··· Material for this task
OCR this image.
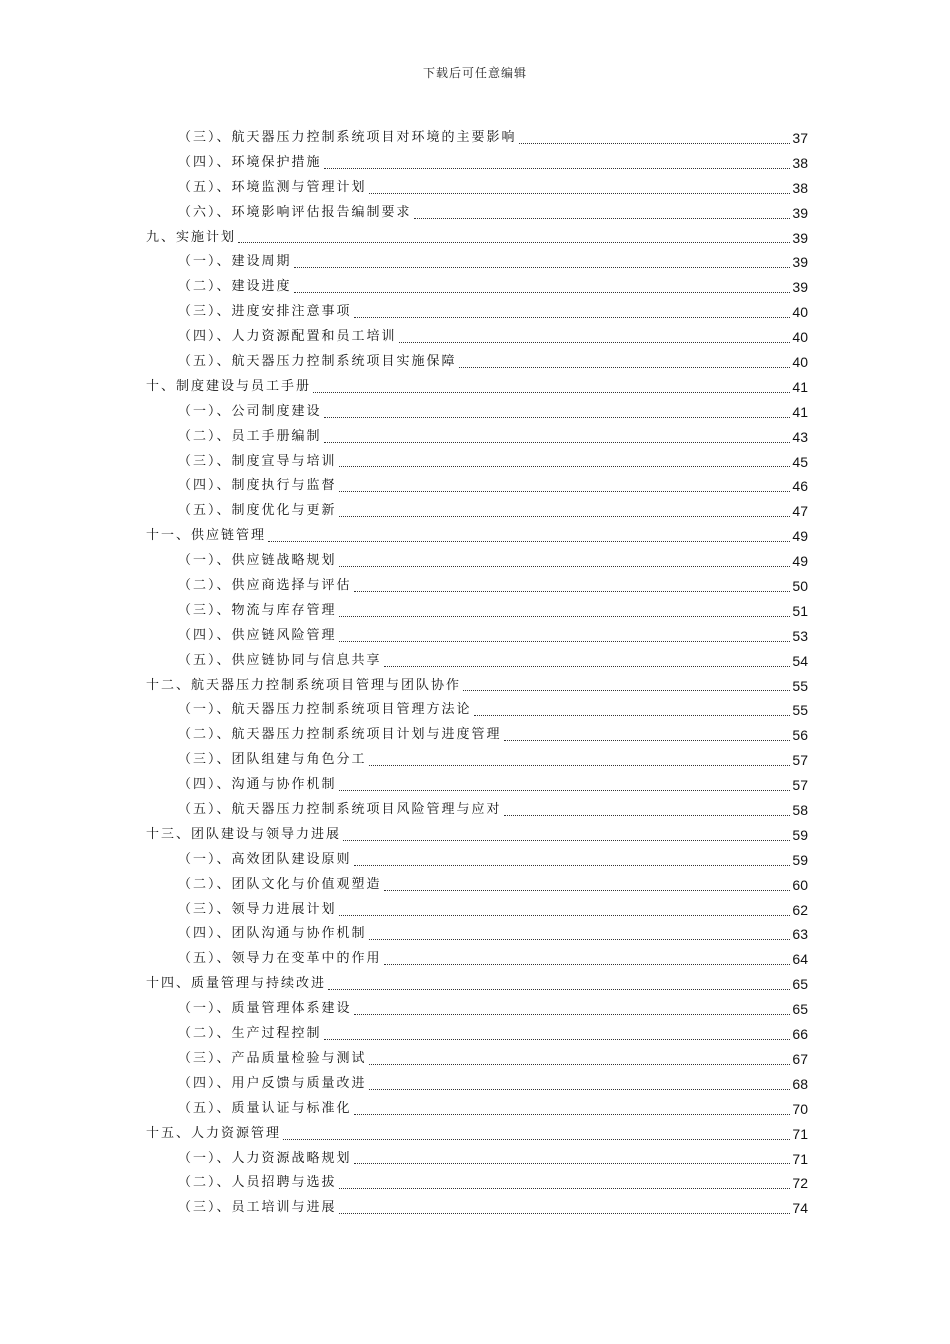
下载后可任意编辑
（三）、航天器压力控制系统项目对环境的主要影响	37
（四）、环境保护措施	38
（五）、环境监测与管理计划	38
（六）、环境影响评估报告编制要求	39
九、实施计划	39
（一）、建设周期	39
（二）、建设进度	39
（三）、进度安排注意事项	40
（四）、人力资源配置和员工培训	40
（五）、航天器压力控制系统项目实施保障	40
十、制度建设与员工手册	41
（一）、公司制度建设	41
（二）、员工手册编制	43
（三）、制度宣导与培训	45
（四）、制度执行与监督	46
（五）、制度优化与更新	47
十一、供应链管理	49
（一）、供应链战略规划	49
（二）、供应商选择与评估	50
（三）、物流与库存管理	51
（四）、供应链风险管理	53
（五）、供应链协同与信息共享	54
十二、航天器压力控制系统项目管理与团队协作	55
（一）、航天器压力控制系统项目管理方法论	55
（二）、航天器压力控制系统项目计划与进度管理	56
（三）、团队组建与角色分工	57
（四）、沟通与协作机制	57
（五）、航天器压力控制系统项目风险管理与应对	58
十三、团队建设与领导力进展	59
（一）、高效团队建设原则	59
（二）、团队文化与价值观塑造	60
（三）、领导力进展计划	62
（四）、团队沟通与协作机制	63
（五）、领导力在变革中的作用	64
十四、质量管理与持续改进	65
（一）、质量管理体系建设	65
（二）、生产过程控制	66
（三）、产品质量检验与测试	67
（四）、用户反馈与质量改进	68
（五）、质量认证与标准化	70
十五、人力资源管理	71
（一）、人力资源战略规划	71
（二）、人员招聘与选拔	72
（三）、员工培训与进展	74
······
··· Material for this task
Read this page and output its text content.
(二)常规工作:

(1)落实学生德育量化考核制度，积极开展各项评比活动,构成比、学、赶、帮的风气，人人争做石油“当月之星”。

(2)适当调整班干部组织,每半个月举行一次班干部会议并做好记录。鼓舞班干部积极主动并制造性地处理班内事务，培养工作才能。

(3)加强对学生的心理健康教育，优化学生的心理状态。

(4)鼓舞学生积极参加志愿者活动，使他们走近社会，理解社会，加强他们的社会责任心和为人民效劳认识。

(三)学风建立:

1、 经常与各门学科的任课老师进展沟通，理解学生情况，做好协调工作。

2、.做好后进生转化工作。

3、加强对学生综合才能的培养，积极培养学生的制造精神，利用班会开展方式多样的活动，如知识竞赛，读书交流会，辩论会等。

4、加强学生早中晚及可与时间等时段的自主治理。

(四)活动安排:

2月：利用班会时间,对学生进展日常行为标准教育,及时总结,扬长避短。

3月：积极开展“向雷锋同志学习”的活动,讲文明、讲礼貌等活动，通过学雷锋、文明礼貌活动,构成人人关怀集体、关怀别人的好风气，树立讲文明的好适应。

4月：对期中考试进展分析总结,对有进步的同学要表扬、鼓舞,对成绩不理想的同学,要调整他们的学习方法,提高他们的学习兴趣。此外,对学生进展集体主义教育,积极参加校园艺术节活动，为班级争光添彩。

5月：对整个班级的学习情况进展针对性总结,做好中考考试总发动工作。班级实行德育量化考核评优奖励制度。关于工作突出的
······
··· Material for this task
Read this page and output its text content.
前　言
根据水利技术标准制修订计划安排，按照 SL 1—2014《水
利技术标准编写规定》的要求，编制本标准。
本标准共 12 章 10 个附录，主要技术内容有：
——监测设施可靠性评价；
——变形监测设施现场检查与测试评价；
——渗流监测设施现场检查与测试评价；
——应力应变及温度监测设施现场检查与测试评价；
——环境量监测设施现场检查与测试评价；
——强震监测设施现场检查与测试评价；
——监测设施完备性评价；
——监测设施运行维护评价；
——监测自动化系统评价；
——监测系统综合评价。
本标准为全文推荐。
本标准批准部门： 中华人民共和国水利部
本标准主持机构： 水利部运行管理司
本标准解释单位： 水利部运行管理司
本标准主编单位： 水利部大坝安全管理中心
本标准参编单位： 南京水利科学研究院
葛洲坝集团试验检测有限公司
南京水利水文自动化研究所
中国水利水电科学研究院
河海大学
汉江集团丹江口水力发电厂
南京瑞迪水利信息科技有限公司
······
**Instructions to follow**
Locate each line containing the string "水利部运行管理司" and show it.

**Written response**
本标准主持机构： 水利部运行管理司
本标准解释单位： 水利部运行管理司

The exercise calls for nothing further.